PROBLEM REQUIREMENTS
Recast the rows as a numbered list, omitting blank lines, covering everything from the first row down to the line containing "bar-GSM217778: [146, 106, 178, 423]", inclusive. Include nothing after that line.

A block of data:
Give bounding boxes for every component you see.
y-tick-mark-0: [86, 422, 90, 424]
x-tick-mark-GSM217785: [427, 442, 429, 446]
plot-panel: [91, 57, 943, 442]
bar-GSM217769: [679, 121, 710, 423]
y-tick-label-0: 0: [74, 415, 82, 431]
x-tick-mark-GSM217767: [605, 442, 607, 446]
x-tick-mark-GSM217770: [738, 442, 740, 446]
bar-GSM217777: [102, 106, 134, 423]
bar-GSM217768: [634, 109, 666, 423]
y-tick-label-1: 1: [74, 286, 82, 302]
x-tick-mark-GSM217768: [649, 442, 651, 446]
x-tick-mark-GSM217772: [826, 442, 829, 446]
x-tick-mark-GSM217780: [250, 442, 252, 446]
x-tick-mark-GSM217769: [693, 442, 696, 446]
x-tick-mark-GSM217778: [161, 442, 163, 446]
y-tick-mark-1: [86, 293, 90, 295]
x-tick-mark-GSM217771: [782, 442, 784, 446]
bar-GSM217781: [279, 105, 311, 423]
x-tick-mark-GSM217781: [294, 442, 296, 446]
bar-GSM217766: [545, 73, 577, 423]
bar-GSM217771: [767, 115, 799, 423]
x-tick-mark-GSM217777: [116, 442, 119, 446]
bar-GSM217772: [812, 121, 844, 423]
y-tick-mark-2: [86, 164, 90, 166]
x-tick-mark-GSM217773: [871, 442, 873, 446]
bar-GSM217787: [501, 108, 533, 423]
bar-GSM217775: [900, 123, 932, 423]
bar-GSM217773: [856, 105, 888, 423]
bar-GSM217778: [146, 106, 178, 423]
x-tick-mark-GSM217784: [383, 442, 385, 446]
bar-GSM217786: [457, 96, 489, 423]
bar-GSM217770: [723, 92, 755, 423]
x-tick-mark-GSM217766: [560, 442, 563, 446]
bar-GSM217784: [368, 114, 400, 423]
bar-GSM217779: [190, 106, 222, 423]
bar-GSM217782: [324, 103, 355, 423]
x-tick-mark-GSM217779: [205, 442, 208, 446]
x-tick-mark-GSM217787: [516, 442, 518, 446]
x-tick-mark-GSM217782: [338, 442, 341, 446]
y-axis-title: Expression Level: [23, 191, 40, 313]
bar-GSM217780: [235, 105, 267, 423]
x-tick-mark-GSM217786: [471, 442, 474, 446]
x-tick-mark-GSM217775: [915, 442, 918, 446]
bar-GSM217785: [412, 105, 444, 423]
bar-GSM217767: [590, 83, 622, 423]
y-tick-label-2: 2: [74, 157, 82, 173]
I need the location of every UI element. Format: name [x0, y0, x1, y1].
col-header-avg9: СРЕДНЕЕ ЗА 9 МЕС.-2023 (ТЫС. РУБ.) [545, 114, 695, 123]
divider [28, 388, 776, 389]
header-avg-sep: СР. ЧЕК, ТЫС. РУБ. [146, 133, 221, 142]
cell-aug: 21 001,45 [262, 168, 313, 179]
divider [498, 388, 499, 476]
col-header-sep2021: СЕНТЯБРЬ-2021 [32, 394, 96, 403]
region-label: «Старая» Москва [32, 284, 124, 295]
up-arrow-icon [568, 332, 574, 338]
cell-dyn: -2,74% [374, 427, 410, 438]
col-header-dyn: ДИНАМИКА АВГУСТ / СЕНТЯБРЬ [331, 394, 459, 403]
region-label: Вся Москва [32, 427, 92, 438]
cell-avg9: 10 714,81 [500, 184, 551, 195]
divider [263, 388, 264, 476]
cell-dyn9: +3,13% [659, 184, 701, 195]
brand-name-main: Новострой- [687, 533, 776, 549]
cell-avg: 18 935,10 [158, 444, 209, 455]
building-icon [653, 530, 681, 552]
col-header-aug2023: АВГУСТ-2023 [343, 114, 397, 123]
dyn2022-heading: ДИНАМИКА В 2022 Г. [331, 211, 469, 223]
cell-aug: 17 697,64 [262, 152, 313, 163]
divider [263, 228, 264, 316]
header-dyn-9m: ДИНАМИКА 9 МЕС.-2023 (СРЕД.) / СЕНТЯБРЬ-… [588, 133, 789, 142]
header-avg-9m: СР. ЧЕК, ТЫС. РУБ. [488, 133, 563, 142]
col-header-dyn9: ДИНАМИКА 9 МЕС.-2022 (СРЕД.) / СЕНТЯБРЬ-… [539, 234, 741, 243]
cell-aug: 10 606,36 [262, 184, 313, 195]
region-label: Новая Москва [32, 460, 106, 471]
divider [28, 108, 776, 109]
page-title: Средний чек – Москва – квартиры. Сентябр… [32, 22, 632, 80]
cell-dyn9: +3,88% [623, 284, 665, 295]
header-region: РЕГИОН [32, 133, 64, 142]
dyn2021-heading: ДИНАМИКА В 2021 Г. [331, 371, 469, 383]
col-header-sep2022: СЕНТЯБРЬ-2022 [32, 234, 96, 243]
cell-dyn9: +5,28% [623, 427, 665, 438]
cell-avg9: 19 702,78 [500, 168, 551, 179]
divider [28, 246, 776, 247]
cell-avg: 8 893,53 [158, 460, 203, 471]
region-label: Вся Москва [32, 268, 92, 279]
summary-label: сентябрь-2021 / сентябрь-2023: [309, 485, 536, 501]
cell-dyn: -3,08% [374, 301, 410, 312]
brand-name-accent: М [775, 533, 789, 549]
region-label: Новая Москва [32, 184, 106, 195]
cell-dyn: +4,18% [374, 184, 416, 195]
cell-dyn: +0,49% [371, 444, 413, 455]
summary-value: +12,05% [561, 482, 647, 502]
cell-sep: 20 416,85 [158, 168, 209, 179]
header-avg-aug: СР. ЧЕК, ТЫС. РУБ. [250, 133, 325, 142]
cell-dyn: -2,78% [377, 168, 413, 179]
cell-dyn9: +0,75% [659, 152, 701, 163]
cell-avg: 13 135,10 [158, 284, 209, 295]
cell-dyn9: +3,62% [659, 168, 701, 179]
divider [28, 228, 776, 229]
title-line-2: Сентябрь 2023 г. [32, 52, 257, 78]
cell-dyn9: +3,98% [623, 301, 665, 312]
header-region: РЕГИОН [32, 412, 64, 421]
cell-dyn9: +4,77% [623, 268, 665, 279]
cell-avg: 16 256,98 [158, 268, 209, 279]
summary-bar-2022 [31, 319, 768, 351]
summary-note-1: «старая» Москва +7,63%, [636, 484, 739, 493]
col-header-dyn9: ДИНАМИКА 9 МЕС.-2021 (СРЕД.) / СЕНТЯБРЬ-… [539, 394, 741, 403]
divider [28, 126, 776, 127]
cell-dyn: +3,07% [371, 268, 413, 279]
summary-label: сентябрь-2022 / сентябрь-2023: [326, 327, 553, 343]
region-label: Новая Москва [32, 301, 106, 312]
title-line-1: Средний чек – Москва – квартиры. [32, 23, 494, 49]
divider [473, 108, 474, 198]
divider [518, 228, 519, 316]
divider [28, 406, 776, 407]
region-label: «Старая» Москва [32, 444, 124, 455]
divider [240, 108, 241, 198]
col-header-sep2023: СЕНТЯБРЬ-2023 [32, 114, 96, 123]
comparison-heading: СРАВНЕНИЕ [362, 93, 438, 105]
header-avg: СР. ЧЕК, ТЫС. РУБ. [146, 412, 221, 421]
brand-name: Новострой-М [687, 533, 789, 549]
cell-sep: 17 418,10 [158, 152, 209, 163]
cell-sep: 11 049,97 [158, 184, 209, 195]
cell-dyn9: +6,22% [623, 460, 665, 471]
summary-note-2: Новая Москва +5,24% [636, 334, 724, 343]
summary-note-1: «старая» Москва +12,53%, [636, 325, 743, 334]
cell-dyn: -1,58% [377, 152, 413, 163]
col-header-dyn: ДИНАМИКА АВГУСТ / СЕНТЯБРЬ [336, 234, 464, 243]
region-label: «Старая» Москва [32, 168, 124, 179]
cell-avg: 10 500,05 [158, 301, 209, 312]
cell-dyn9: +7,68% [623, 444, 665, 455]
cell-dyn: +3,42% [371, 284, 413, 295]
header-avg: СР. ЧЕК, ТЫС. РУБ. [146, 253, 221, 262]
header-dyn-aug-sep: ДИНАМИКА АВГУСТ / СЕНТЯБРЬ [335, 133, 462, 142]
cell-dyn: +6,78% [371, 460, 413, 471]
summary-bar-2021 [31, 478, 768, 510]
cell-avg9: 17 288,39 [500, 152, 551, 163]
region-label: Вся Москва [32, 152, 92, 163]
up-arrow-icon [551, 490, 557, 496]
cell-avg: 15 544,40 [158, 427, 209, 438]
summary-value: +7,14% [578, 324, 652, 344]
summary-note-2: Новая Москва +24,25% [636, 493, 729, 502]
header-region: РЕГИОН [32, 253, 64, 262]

RESULT OF THE TASK
1. Give bounding boxes for every component you see.
2. y-tick-mark-0: [86, 422, 90, 424]
3. x-tick-mark-GSM217785: [427, 442, 429, 446]
4. plot-panel: [91, 57, 943, 442]
5. bar-GSM217769: [679, 121, 710, 423]
6. y-tick-label-0: 0: [74, 415, 82, 431]
7. x-tick-mark-GSM217767: [605, 442, 607, 446]
8. x-tick-mark-GSM217770: [738, 442, 740, 446]
9. bar-GSM217777: [102, 106, 134, 423]
10. bar-GSM217768: [634, 109, 666, 423]
11. y-tick-label-1: 1: [74, 286, 82, 302]
12. x-tick-mark-GSM217768: [649, 442, 651, 446]
13. x-tick-mark-GSM217772: [826, 442, 829, 446]
14. x-tick-mark-GSM217780: [250, 442, 252, 446]
15. x-tick-mark-GSM217769: [693, 442, 696, 446]
16. x-tick-mark-GSM217778: [161, 442, 163, 446]
17. y-tick-mark-1: [86, 293, 90, 295]
18. x-tick-mark-GSM217771: [782, 442, 784, 446]
19. bar-GSM217781: [279, 105, 311, 423]
20. x-tick-mark-GSM217781: [294, 442, 296, 446]
21. bar-GSM217766: [545, 73, 577, 423]
22. bar-GSM217771: [767, 115, 799, 423]
23. x-tick-mark-GSM217777: [116, 442, 119, 446]
24. bar-GSM217772: [812, 121, 844, 423]
25. y-tick-mark-2: [86, 164, 90, 166]
26. x-tick-mark-GSM217773: [871, 442, 873, 446]
27. bar-GSM217787: [501, 108, 533, 423]
28. bar-GSM217775: [900, 123, 932, 423]
29. bar-GSM217773: [856, 105, 888, 423]
30. bar-GSM217778: [146, 106, 178, 423]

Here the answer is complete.